**What to do**
Each record below is to be reproduced without any change.

☆ ☆ ☆ ☆ ☆

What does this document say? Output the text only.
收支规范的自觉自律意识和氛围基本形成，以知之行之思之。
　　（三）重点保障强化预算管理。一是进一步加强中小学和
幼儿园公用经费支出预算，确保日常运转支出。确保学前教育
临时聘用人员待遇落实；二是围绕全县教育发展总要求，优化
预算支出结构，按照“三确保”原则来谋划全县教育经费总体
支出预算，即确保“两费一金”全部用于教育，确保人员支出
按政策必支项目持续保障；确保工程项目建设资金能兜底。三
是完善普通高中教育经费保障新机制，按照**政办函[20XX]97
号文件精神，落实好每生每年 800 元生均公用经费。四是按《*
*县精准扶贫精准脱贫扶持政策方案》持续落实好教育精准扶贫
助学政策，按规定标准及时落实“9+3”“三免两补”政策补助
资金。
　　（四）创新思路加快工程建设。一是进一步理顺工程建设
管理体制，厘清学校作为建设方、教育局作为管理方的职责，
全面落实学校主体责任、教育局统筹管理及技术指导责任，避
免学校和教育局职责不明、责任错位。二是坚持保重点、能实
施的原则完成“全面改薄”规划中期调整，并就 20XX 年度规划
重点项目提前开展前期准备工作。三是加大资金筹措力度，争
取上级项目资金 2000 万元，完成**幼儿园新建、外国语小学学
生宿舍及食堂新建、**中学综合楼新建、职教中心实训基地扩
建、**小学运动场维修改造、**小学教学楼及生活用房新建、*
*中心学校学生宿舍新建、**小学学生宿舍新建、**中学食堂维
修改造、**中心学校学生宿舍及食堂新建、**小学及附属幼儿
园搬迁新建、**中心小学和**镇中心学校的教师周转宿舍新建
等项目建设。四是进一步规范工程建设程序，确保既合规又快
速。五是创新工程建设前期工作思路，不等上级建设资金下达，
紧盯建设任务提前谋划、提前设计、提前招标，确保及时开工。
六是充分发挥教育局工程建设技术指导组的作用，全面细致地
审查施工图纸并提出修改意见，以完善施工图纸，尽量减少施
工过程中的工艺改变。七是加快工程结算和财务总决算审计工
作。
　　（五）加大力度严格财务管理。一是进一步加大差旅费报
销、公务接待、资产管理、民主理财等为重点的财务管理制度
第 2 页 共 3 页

☆ ☆ ☆ ☆ ☆

**Completed exercise**
What does this document say? Output the text only.
收支规范的自觉自律意识和氛围基本形成，以知之行之思之。
　　（三）重点保障强化预算管理。一是进一步加强中小学和
幼儿园公用经费支出预算，确保日常运转支出。确保学前教育
临时聘用人员待遇落实；二是围绕全县教育发展总要求，优化
预算支出结构，按照“三确保”原则来谋划全县教育经费总体
支出预算，即确保“两费一金”全部用于教育，确保人员支出
按政策必支项目持续保障；确保工程项目建设资金能兜底。三
是完善普通高中教育经费保障新机制，按照**政办函[20XX]97
号文件精神，落实好每生每年 800 元生均公用经费。四是按《*
*县精准扶贫精准脱贫扶持政策方案》持续落实好教育精准扶贫
助学政策，按规定标准及时落实“9+3”“三免两补”政策补助
资金。
　　（四）创新思路加快工程建设。一是进一步理顺工程建设
管理体制，厘清学校作为建设方、教育局作为管理方的职责，
全面落实学校主体责任、教育局统筹管理及技术指导责任，避
免学校和教育局职责不明、责任错位。二是坚持保重点、能实
施的原则完成“全面改薄”规划中期调整，并就 20XX 年度规划
重点项目提前开展前期准备工作。三是加大资金筹措力度，争
取上级项目资金 2000 万元，完成**幼儿园新建、外国语小学学
生宿舍及食堂新建、**中学综合楼新建、职教中心实训基地扩
建、**小学运动场维修改造、**小学教学楼及生活用房新建、*
*中心学校学生宿舍新建、**小学学生宿舍新建、**中学食堂维
修改造、**中心学校学生宿舍及食堂新建、**小学及附属幼儿
园搬迁新建、**中心小学和**镇中心学校的教师周转宿舍新建
等项目建设。四是进一步规范工程建设程序，确保既合规又快
速。五是创新工程建设前期工作思路，不等上级建设资金下达，
紧盯建设任务提前谋划、提前设计、提前招标，确保及时开工。
六是充分发挥教育局工程建设技术指导组的作用，全面细致地
审查施工图纸并提出修改意见，以完善施工图纸，尽量减少施
工过程中的工艺改变。七是加快工程结算和财务总决算审计工
作。
　　（五）加大力度严格财务管理。一是进一步加大差旅费报
销、公务接待、资产管理、民主理财等为重点的财务管理制度
第 2 页 共 3 页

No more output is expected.